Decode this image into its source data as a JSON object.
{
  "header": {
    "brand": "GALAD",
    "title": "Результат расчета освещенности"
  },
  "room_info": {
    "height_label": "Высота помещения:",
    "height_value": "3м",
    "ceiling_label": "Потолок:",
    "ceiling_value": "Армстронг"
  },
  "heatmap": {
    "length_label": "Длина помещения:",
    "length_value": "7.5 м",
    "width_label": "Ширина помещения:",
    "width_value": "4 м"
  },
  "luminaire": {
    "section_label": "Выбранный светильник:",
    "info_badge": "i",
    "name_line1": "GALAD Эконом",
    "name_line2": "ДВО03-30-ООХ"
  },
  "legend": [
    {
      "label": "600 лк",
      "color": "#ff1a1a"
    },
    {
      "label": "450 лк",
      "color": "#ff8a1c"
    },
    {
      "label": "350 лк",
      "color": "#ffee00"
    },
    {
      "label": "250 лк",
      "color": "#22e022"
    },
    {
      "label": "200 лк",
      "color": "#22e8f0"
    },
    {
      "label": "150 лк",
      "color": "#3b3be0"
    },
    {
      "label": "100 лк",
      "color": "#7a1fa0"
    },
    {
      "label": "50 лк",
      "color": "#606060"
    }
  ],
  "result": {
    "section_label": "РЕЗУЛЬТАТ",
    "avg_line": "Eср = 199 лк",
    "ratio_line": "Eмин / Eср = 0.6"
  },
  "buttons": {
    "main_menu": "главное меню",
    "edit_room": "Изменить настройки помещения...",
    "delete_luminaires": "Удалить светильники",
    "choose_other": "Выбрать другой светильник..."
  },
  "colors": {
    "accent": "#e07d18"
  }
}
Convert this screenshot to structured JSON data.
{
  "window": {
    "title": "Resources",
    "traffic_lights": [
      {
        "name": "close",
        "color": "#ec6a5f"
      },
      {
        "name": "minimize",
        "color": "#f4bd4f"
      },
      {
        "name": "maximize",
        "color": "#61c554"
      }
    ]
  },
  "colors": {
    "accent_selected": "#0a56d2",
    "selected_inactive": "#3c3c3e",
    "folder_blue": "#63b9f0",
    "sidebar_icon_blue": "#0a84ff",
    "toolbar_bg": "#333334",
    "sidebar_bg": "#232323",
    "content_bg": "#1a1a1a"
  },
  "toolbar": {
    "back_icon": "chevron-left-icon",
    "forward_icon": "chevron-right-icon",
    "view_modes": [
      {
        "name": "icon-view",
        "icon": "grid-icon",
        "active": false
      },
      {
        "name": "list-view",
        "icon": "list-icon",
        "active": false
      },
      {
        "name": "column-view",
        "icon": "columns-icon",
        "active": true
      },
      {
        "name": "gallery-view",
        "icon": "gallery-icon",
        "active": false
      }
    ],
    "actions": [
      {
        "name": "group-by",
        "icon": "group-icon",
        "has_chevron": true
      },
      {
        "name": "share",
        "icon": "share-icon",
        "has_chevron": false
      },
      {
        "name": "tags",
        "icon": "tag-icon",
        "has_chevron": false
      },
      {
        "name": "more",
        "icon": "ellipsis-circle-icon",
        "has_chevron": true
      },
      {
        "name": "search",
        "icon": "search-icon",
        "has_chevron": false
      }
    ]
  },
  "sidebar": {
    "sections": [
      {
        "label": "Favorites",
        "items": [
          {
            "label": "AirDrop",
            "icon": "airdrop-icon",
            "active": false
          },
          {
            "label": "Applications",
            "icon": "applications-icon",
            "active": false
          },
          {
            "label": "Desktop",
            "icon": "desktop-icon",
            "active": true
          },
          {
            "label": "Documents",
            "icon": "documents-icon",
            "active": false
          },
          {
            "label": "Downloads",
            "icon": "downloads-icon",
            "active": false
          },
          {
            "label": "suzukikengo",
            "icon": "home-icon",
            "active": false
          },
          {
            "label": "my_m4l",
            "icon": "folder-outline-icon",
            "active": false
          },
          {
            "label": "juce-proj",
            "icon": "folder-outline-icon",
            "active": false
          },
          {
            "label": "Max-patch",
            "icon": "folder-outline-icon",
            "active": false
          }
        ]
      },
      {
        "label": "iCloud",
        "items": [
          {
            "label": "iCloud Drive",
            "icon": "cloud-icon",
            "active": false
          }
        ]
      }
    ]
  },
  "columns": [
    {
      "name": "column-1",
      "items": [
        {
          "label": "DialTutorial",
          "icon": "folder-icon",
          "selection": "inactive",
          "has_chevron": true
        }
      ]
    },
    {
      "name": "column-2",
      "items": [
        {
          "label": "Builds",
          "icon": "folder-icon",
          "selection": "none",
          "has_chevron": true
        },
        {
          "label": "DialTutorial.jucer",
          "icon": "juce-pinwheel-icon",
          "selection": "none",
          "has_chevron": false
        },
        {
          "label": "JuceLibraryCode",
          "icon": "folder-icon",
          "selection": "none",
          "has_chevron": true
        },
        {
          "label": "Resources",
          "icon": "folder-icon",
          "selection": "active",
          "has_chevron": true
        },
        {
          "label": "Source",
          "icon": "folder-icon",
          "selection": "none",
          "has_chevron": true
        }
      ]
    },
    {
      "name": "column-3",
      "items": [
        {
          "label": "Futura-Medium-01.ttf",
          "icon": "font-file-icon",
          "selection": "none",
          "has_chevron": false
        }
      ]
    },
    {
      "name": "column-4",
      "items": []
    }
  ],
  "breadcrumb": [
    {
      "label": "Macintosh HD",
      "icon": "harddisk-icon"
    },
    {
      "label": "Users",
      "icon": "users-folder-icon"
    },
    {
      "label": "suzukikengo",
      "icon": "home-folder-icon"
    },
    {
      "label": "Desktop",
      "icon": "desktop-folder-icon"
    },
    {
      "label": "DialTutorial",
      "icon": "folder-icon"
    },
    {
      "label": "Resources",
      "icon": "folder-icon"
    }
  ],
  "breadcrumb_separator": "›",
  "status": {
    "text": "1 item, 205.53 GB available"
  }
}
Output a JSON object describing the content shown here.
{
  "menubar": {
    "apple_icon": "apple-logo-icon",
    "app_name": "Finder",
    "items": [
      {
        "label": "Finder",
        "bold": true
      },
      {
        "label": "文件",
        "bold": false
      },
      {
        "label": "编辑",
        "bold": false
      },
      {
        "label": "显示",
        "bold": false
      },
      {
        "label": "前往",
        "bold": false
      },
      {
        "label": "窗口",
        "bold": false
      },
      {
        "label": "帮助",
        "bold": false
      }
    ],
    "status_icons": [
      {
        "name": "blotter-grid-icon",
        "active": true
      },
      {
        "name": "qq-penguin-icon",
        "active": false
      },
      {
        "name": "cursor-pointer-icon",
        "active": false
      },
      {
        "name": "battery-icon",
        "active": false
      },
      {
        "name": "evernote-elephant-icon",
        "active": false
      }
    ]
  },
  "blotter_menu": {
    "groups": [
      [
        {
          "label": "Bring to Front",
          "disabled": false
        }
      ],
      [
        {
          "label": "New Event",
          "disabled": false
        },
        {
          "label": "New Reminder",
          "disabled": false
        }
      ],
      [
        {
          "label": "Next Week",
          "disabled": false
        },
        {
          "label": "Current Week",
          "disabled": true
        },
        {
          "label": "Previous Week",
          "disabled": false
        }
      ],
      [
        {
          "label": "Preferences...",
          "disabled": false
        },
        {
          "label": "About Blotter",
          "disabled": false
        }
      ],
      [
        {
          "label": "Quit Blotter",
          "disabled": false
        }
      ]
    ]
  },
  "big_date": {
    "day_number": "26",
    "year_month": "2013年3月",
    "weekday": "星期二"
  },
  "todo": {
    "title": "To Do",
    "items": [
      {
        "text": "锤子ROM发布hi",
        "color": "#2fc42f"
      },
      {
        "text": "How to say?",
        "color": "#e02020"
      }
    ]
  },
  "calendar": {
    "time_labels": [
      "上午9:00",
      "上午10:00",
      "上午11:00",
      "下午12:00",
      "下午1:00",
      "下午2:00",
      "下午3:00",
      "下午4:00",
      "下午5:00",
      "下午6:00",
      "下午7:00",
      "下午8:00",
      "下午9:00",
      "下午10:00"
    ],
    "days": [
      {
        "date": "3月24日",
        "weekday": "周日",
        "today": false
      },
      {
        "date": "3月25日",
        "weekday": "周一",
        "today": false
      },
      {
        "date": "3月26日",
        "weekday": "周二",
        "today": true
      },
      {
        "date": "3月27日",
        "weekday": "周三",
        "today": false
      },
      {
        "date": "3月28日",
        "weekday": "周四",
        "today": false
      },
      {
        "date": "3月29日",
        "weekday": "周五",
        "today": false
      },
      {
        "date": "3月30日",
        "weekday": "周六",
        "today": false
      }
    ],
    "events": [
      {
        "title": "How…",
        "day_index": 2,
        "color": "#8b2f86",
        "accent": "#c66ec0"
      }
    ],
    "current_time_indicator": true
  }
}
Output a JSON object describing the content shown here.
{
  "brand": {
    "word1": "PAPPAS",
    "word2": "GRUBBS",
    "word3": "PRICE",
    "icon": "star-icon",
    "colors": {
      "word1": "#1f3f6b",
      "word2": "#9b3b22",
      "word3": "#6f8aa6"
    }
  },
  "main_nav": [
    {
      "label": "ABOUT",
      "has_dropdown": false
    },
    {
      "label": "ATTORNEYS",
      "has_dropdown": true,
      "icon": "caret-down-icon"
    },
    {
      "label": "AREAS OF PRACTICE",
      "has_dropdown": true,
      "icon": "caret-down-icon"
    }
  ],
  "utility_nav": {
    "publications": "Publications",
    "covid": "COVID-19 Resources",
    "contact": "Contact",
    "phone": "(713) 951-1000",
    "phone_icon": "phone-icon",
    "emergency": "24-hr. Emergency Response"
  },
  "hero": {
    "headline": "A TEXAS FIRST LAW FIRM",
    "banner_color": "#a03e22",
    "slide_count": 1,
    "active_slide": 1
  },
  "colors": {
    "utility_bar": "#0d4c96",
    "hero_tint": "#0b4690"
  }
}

_ _ _

(PROBLEM DETAILS): Tally every line of the listing that holds the string "home", then give the number by itself.

(TASK ANSWER): 2